╭─ RECORDS SHOWN

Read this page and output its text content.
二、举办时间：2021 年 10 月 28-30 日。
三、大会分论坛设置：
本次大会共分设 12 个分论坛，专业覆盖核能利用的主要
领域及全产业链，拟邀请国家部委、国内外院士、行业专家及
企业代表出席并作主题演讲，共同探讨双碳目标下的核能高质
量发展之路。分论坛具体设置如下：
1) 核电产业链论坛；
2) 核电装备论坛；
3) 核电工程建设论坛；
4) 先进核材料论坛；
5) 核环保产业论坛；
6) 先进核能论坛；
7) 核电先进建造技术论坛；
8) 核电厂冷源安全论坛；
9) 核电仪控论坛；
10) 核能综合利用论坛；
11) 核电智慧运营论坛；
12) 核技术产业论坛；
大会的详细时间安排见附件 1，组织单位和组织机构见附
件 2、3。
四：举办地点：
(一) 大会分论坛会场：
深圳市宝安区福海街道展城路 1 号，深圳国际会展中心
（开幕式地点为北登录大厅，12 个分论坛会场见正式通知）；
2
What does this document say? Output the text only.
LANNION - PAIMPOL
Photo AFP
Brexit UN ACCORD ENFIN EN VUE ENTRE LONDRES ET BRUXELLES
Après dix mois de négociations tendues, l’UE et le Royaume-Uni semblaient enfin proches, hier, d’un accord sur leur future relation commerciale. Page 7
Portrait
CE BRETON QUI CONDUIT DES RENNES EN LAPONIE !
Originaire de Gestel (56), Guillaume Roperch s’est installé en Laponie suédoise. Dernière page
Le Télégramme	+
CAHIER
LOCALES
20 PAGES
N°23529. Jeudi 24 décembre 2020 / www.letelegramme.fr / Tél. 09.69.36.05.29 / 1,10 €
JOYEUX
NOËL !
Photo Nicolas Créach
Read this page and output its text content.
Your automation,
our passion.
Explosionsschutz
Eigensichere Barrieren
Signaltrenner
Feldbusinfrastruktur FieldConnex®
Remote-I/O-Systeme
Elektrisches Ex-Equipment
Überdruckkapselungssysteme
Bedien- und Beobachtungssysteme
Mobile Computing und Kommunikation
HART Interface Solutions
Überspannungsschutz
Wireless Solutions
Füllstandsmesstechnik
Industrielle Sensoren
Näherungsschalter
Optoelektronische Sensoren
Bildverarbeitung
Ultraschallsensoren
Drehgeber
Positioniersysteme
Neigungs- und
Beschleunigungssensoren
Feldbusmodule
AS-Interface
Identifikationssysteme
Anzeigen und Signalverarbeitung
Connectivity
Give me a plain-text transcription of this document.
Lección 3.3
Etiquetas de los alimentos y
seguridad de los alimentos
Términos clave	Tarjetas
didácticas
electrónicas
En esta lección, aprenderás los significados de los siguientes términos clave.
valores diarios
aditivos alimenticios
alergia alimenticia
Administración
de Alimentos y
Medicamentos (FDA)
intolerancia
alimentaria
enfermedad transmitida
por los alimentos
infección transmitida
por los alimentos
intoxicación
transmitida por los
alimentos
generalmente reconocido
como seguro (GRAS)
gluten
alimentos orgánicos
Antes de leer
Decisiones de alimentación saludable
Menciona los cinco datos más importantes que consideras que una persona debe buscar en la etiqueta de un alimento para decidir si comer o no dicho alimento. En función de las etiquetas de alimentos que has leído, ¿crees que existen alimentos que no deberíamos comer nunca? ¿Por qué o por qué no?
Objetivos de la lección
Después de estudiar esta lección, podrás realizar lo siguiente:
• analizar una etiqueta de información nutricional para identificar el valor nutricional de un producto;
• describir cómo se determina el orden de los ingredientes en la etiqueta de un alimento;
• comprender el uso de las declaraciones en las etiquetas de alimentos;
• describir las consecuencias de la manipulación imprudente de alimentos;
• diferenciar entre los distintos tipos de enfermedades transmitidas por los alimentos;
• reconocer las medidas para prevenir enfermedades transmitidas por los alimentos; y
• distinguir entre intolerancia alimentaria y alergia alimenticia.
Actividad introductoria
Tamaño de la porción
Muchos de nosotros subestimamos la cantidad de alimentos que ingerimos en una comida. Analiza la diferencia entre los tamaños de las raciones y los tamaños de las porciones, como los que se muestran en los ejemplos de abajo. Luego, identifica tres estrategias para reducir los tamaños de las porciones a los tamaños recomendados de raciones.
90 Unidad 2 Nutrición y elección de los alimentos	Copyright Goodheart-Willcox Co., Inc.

╰─

• AIM OF THE EXERCISE: Each line of the listing should be echoed back exactly.

• RESPONSE:
Read this page and output its text content.
二、举办时间：2021 年 10 月 28-30 日。
三、大会分论坛设置：
本次大会共分设 12 个分论坛，专业覆盖核能利用的主要
领域及全产业链，拟邀请国家部委、国内外院士、行业专家及
企业代表出席并作主题演讲，共同探讨双碳目标下的核能高质
量发展之路。分论坛具体设置如下：
1) 核电产业链论坛；
2) 核电装备论坛；
3) 核电工程建设论坛；
4) 先进核材料论坛；
5) 核环保产业论坛；
6) 先进核能论坛；
7) 核电先进建造技术论坛；
8) 核电厂冷源安全论坛；
9) 核电仪控论坛；
10) 核能综合利用论坛；
11) 核电智慧运营论坛；
12) 核技术产业论坛；
大会的详细时间安排见附件 1，组织单位和组织机构见附
件 2、3。
四：举办地点：
(一) 大会分论坛会场：
深圳市宝安区福海街道展城路 1 号，深圳国际会展中心
（开幕式地点为北登录大厅，12 个分论坛会场见正式通知）；
2
What does this document say? Output the text only.
LANNION - PAIMPOL
Photo AFP
Brexit UN ACCORD ENFIN EN VUE ENTRE LONDRES ET BRUXELLES
Après dix mois de négociations tendues, l’UE et le Royaume-Uni semblaient enfin proches, hier, d’un accord sur leur future relation commerciale. Page 7
Portrait
CE BRETON QUI CONDUIT DES RENNES EN LAPONIE !
Originaire de Gestel (56), Guillaume Roperch s’est installé en Laponie suédoise. Dernière page
Le Télégramme	+
CAHIER
LOCALES
20 PAGES
N°23529. Jeudi 24 décembre 2020 / www.letelegramme.fr / Tél. 09.69.36.05.29 / 1,10 €
JOYEUX
NOËL !
Photo Nicolas Créach
Read this page and output its text content.
Your automation,
our passion.
Explosionsschutz
Eigensichere Barrieren
Signaltrenner
Feldbusinfrastruktur FieldConnex®
Remote-I/O-Systeme
Elektrisches Ex-Equipment
Überdruckkapselungssysteme
Bedien- und Beobachtungssysteme
Mobile Computing und Kommunikation
HART Interface Solutions
Überspannungsschutz
Wireless Solutions
Füllstandsmesstechnik
Industrielle Sensoren
Näherungsschalter
Optoelektronische Sensoren
Bildverarbeitung
Ultraschallsensoren
Drehgeber
Positioniersysteme
Neigungs- und
Beschleunigungssensoren
Feldbusmodule
AS-Interface
Identifikationssysteme
Anzeigen und Signalverarbeitung
Connectivity
Give me a plain-text transcription of this document.
Lección 3.3
Etiquetas de los alimentos y
seguridad de los alimentos
Términos clave	Tarjetas
didácticas
electrónicas
En esta lección, aprenderás los significados de los siguientes términos clave.
valores diarios
aditivos alimenticios
alergia alimenticia
Administración
de Alimentos y
Medicamentos (FDA)
intolerancia
alimentaria
enfermedad transmitida
por los alimentos
infección transmitida
por los alimentos
intoxicación
transmitida por los
alimentos
generalmente reconocido
como seguro (GRAS)
gluten
alimentos orgánicos
Antes de leer
Decisiones de alimentación saludable
Menciona los cinco datos más importantes que consideras que una persona debe buscar en la etiqueta de un alimento para decidir si comer o no dicho alimento. En función de las etiquetas de alimentos que has leído, ¿crees que existen alimentos que no deberíamos comer nunca? ¿Por qué o por qué no?
Objetivos de la lección
Después de estudiar esta lección, podrás realizar lo siguiente:
• analizar una etiqueta de información nutricional para identificar el valor nutricional de un producto;
• describir cómo se determina el orden de los ingredientes en la etiqueta de un alimento;
• comprender el uso de las declaraciones en las etiquetas de alimentos;
• describir las consecuencias de la manipulación imprudente de alimentos;
• diferenciar entre los distintos tipos de enfermedades transmitidas por los alimentos;
• reconocer las medidas para prevenir enfermedades transmitidas por los alimentos; y
• distinguir entre intolerancia alimentaria y alergia alimenticia.
Actividad introductoria
Tamaño de la porción
Muchos de nosotros subestimamos la cantidad de alimentos que ingerimos en una comida. Analiza la diferencia entre los tamaños de las raciones y los tamaños de las porciones, como los que se muestran en los ejemplos de abajo. Luego, identifica tres estrategias para reducir los tamaños de las porciones a los tamaños recomendados de raciones.
90 Unidad 2 Nutrición y elección de los alimentos	Copyright Goodheart-Willcox Co., Inc.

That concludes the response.